:: Problem ::
Go through the entries below and retype them exactly, omitting each picture.

:: Source records ::
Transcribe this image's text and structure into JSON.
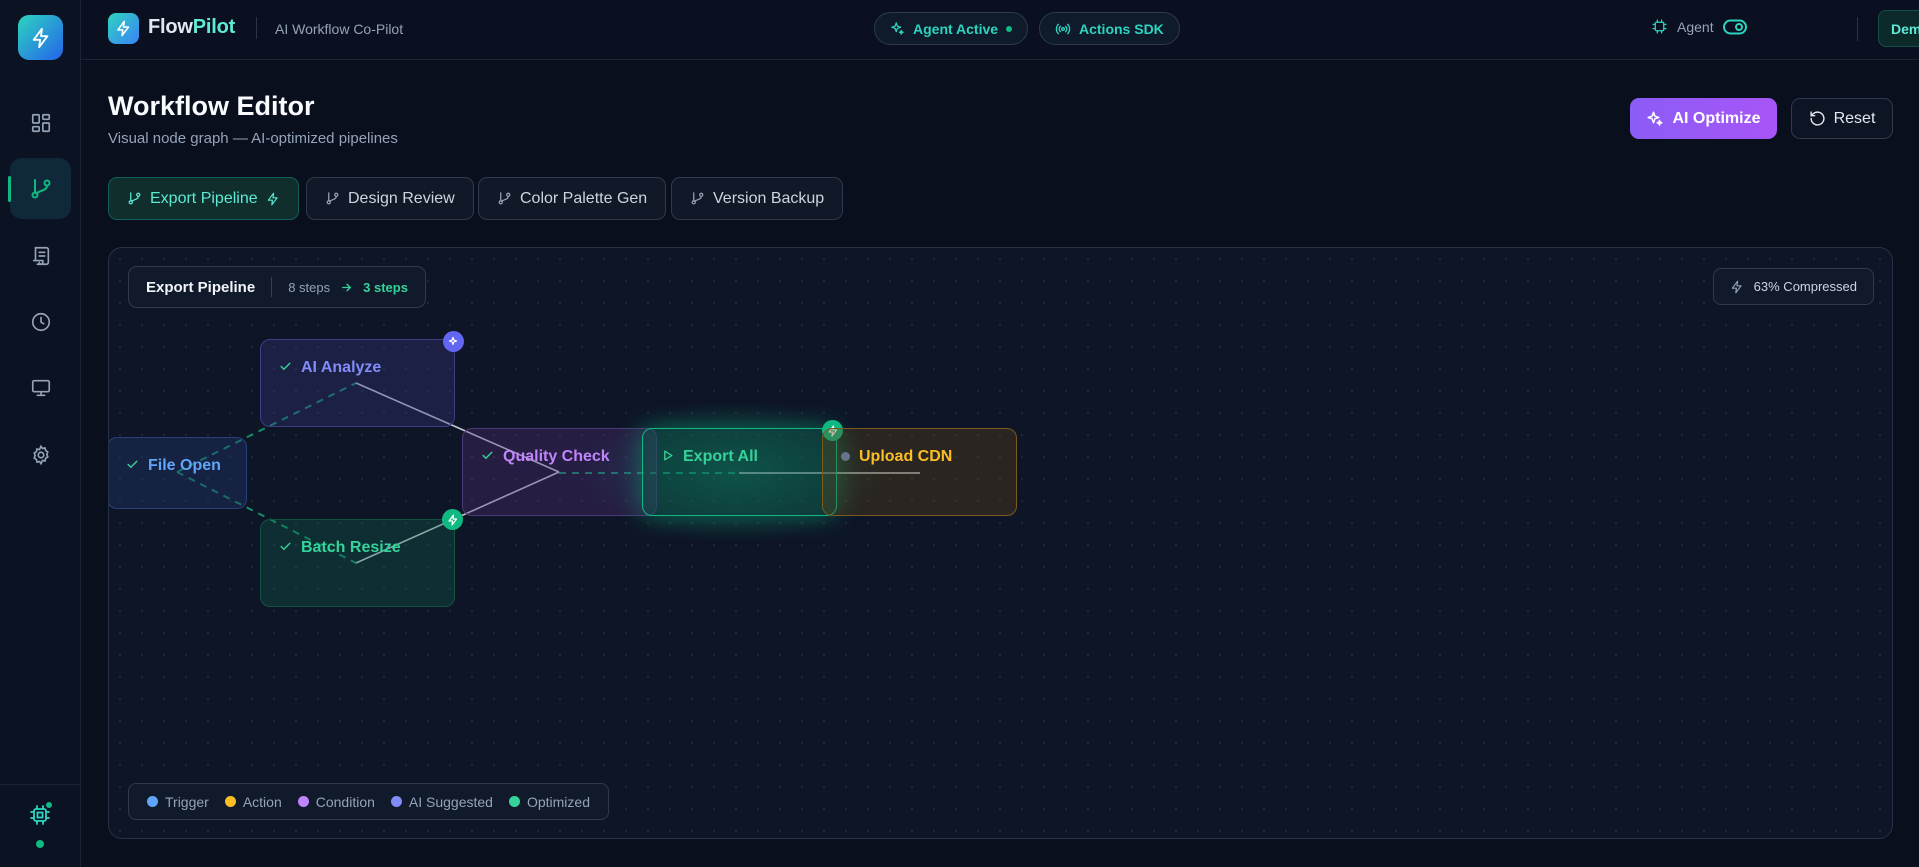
{
  "brand": {
    "name_a": "Flow",
    "name_b": "Pilot",
    "tagline": "AI Workflow Co-Pilot"
  },
  "header": {
    "status_pill": "Agent Active",
    "sdk_pill": "Actions SDK",
    "agent_label": "Agent",
    "demo_label": "Demo"
  },
  "page": {
    "title": "Workflow Editor",
    "subtitle": "Visual node graph — AI-optimized pipelines",
    "optimize_label": "AI Optimize",
    "reset_label": "Reset"
  },
  "tabs": [
    {
      "label": "Export Pipeline",
      "active": true
    },
    {
      "label": "Design Review"
    },
    {
      "label": "Color Palette Gen"
    },
    {
      "label": "Version Backup"
    }
  ],
  "canvas": {
    "workflow_name": "Export Pipeline",
    "steps_before": "8 steps",
    "steps_after": "3 steps",
    "compression": "63% Compressed"
  },
  "nodes": [
    {
      "label": "File Open",
      "kind": "trigger",
      "status": "done"
    },
    {
      "label": "AI Analyze",
      "kind": "ai-suggested",
      "status": "done"
    },
    {
      "label": "Batch Resize",
      "kind": "optimized",
      "status": "done"
    },
    {
      "label": "Quality Check",
      "kind": "condition",
      "status": "done"
    },
    {
      "label": "Export All",
      "kind": "optimized",
      "status": "running"
    },
    {
      "label": "Upload CDN",
      "kind": "action",
      "status": "pending"
    }
  ],
  "legend": [
    {
      "label": "Trigger",
      "color": "#60a5fa"
    },
    {
      "label": "Action",
      "color": "#fbbf24"
    },
    {
      "label": "Condition",
      "color": "#c084fc"
    },
    {
      "label": "AI Suggested",
      "color": "#818cf8"
    },
    {
      "label": "Optimized",
      "color": "#34d399"
    }
  ],
  "colors": {
    "accent_teal": "#2dd4bf",
    "accent_green": "#10b981",
    "accent_purple": "#a855f7",
    "background": "#0a0f1e"
  },
  "icons": {
    "logo": "bolt-icon",
    "sidebar": [
      "dashboard-icon",
      "branch-icon",
      "scroll-icon",
      "clock-icon",
      "monitor-icon",
      "gear-icon"
    ],
    "footer": "chip-icon"
  }
}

:: Task response ::
Transcribe this image's text and structure into JSON.
{
  "brand": {
    "name_a": "Flow",
    "name_b": "Pilot",
    "tagline": "AI Workflow Co-Pilot"
  },
  "header": {
    "status_pill": "Agent Active",
    "sdk_pill": "Actions SDK",
    "agent_label": "Agent",
    "demo_label": "Demo"
  },
  "page": {
    "title": "Workflow Editor",
    "subtitle": "Visual node graph — AI-optimized pipelines",
    "optimize_label": "AI Optimize",
    "reset_label": "Reset"
  },
  "tabs": [
    {
      "label": "Export Pipeline",
      "active": true
    },
    {
      "label": "Design Review"
    },
    {
      "label": "Color Palette Gen"
    },
    {
      "label": "Version Backup"
    }
  ],
  "canvas": {
    "workflow_name": "Export Pipeline",
    "steps_before": "8 steps",
    "steps_after": "3 steps",
    "compression": "63% Compressed"
  },
  "nodes": [
    {
      "label": "File Open",
      "kind": "trigger",
      "status": "done"
    },
    {
      "label": "AI Analyze",
      "kind": "ai-suggested",
      "status": "done"
    },
    {
      "label": "Batch Resize",
      "kind": "optimized",
      "status": "done"
    },
    {
      "label": "Quality Check",
      "kind": "condition",
      "status": "done"
    },
    {
      "label": "Export All",
      "kind": "optimized",
      "status": "running"
    },
    {
      "label": "Upload CDN",
      "kind": "action",
      "status": "pending"
    }
  ],
  "legend": [
    {
      "label": "Trigger",
      "color": "#60a5fa"
    },
    {
      "label": "Action",
      "color": "#fbbf24"
    },
    {
      "label": "Condition",
      "color": "#c084fc"
    },
    {
      "label": "AI Suggested",
      "color": "#818cf8"
    },
    {
      "label": "Optimized",
      "color": "#34d399"
    }
  ],
  "colors": {
    "accent_teal": "#2dd4bf",
    "accent_green": "#10b981",
    "accent_purple": "#a855f7",
    "background": "#0a0f1e"
  },
  "icons": {
    "logo": "bolt-icon",
    "sidebar": [
      "dashboard-icon",
      "branch-icon",
      "scroll-icon",
      "clock-icon",
      "monitor-icon",
      "gear-icon"
    ],
    "footer": "chip-icon"
  }
}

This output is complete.